* _Requirement_:
Repeat the data below verbatim, from the line with "y-tick-label: 500 [236,179,261,196]" up to and including the line with "x-tick-label: Jun-22 [422,299,468,316]".
--- Records supplied ---
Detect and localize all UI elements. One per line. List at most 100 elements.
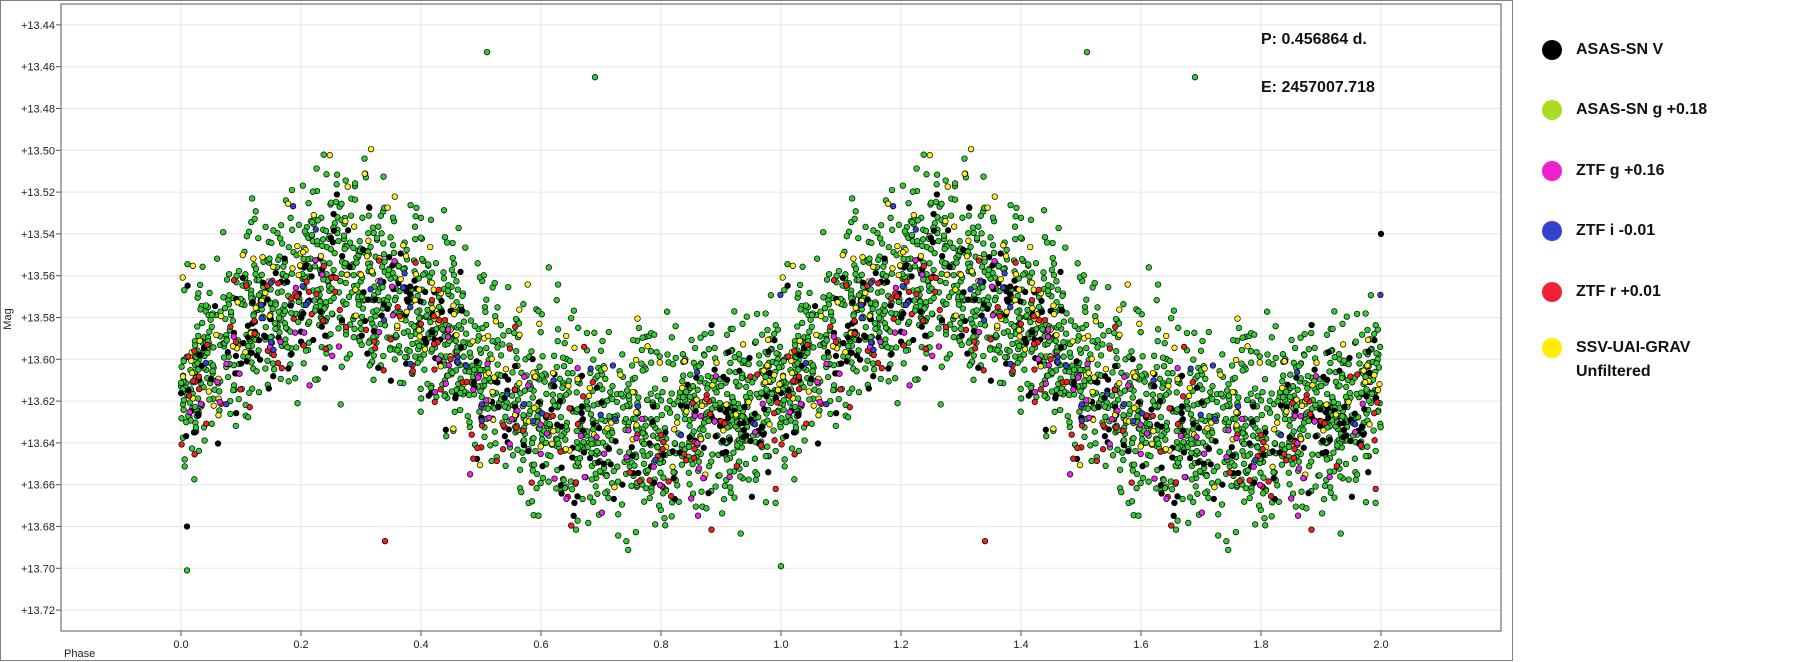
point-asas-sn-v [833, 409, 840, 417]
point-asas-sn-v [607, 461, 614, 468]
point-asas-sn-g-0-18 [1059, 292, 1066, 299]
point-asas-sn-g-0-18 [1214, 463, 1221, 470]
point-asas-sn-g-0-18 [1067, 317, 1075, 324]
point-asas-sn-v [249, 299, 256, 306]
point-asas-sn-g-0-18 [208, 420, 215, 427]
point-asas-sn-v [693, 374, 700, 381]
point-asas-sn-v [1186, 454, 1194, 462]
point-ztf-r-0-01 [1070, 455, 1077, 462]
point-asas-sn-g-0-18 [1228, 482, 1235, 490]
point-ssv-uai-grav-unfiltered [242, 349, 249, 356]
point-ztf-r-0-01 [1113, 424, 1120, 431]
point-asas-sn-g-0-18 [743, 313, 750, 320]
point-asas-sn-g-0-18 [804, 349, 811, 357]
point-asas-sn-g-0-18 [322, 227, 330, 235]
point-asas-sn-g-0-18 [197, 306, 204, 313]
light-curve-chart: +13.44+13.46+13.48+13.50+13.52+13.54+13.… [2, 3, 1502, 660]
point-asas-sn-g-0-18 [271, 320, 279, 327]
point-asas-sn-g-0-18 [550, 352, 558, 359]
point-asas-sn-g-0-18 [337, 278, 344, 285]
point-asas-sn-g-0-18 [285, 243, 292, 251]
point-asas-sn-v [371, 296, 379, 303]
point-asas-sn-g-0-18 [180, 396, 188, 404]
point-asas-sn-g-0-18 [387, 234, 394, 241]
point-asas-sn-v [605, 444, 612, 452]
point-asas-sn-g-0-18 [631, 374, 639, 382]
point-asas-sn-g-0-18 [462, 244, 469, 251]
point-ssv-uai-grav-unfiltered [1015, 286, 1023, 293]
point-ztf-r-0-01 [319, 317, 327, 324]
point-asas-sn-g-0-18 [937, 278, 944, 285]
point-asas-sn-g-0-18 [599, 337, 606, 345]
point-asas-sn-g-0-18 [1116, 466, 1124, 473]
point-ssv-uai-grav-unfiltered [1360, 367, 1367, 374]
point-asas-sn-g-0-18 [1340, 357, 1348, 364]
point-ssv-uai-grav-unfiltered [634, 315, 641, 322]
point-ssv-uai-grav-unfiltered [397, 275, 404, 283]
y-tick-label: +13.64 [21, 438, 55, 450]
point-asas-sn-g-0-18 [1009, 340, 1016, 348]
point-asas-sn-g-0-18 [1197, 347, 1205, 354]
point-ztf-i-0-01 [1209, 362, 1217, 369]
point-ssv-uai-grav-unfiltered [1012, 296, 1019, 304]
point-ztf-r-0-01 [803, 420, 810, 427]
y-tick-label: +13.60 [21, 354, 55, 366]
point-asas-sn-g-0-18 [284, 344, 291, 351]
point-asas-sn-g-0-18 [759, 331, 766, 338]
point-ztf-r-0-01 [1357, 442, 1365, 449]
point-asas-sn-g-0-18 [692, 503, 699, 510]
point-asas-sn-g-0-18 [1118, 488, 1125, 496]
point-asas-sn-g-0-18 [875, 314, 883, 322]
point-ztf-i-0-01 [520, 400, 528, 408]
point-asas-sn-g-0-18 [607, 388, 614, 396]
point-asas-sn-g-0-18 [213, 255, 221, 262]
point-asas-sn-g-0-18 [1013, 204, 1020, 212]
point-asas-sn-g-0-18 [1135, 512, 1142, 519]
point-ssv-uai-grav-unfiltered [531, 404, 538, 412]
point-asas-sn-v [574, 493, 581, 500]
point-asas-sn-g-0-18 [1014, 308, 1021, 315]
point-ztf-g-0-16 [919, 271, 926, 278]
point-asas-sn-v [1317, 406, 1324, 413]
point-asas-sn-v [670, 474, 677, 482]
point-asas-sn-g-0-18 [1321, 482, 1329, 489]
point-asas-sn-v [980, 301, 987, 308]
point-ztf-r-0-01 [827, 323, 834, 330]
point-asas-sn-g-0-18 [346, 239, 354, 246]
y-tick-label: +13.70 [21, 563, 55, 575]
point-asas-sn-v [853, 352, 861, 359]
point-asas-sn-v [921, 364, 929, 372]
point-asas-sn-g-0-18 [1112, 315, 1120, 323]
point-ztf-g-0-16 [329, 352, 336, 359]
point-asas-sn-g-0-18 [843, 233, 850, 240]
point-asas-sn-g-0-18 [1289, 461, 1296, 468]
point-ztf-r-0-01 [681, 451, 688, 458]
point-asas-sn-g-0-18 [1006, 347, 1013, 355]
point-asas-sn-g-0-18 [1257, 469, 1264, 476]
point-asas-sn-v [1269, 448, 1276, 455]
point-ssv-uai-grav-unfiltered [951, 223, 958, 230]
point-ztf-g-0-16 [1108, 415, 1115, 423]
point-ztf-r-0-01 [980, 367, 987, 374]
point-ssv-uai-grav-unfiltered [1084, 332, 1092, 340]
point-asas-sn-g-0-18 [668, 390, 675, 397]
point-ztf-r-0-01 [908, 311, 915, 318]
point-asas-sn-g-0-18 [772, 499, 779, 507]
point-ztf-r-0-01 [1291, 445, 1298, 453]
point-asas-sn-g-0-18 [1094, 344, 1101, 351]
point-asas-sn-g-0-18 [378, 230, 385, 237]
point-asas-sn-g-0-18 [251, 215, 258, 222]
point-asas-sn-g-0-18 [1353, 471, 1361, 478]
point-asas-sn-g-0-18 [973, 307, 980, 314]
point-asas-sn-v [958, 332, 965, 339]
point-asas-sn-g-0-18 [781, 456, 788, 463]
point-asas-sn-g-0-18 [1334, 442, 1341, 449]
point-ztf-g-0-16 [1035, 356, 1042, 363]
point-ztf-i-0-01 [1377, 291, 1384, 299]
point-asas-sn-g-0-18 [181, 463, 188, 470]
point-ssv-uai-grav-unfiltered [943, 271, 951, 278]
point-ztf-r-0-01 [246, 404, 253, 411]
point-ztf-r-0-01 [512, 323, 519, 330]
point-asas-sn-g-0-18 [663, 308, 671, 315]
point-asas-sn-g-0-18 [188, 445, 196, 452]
---
--- Records supplied ---
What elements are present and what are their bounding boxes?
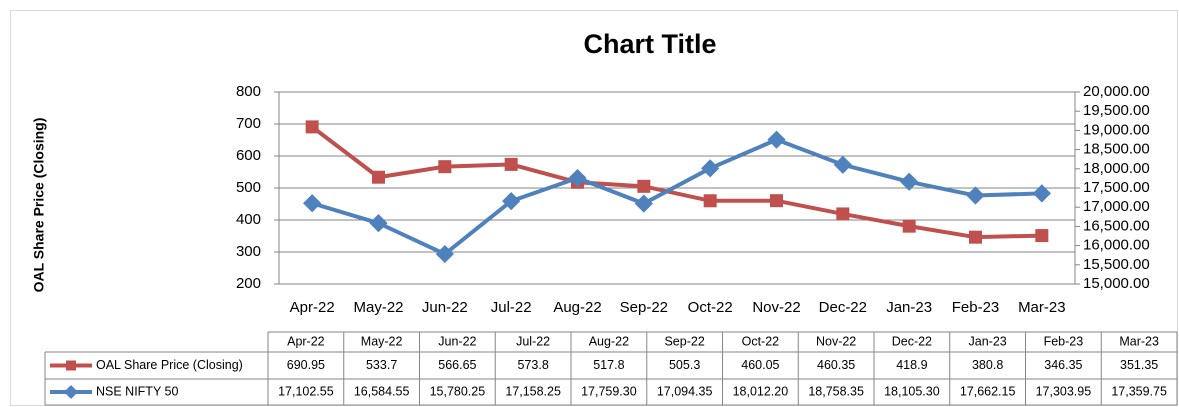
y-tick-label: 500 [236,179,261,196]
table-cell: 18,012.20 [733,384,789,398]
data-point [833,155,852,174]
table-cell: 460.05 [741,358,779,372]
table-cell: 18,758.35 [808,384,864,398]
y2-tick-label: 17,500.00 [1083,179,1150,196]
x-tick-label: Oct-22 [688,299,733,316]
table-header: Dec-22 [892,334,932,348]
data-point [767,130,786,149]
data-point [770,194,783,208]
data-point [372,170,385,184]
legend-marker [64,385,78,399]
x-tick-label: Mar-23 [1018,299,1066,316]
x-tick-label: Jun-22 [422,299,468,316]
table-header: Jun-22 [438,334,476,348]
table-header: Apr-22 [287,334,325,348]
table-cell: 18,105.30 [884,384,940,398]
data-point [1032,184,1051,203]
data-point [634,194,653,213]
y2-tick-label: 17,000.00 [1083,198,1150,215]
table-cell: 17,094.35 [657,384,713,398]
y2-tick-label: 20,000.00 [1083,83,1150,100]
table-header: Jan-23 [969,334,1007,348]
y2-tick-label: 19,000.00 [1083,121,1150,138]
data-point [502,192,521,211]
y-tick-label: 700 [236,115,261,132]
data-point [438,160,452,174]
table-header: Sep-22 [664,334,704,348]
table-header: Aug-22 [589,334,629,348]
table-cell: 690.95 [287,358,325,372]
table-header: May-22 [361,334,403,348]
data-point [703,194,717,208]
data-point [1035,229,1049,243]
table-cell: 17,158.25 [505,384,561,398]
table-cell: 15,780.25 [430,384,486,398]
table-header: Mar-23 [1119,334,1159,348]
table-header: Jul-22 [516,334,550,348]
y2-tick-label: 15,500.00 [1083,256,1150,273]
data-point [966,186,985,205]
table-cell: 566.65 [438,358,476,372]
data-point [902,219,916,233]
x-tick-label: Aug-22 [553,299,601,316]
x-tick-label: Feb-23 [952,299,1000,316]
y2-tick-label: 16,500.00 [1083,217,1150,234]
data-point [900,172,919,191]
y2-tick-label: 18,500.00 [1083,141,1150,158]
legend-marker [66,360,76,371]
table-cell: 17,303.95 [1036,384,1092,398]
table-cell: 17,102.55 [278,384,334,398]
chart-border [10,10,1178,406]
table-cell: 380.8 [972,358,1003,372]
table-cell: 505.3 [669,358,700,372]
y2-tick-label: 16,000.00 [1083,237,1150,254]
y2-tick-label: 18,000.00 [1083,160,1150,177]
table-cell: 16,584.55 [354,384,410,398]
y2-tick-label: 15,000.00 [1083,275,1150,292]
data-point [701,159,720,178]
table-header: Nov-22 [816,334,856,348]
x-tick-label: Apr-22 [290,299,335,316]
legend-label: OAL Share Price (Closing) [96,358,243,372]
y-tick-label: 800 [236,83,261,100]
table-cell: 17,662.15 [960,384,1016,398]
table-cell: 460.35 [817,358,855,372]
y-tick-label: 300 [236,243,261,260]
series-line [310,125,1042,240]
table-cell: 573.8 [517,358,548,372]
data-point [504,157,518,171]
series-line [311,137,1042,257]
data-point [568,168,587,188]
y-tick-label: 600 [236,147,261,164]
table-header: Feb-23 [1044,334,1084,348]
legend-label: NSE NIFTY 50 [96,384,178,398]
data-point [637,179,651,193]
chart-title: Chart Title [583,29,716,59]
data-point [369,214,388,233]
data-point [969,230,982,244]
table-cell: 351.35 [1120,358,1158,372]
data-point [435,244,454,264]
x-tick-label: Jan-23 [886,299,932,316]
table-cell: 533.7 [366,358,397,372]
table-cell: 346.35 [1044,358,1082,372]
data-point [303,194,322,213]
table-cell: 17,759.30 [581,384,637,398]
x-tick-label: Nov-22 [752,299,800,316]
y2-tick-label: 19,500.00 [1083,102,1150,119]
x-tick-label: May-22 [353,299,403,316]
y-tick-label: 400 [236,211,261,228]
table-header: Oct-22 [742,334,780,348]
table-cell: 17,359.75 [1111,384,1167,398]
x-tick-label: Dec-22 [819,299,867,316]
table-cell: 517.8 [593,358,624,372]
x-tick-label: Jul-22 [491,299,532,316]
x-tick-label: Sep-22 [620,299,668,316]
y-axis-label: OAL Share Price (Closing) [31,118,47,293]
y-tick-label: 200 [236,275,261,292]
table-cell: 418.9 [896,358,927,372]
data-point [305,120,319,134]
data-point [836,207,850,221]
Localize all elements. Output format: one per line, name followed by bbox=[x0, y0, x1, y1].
---
* _Complete response_:
y-tick-label: 500 [236,179,261,196]
table-cell: 18,012.20 [733,384,789,398]
data-point [833,155,852,174]
table-cell: 460.05 [741,358,779,372]
table-cell: 18,758.35 [808,384,864,398]
y2-tick-label: 17,500.00 [1083,179,1150,196]
x-tick-label: Oct-22 [688,299,733,316]
table-header: Dec-22 [892,334,932,348]
data-point [767,130,786,149]
data-point [770,194,783,208]
data-point [372,170,385,184]
legend-marker [64,385,78,399]
x-tick-label: Mar-23 [1018,299,1066,316]
x-tick-label: Jun-22 [422,299,468,316]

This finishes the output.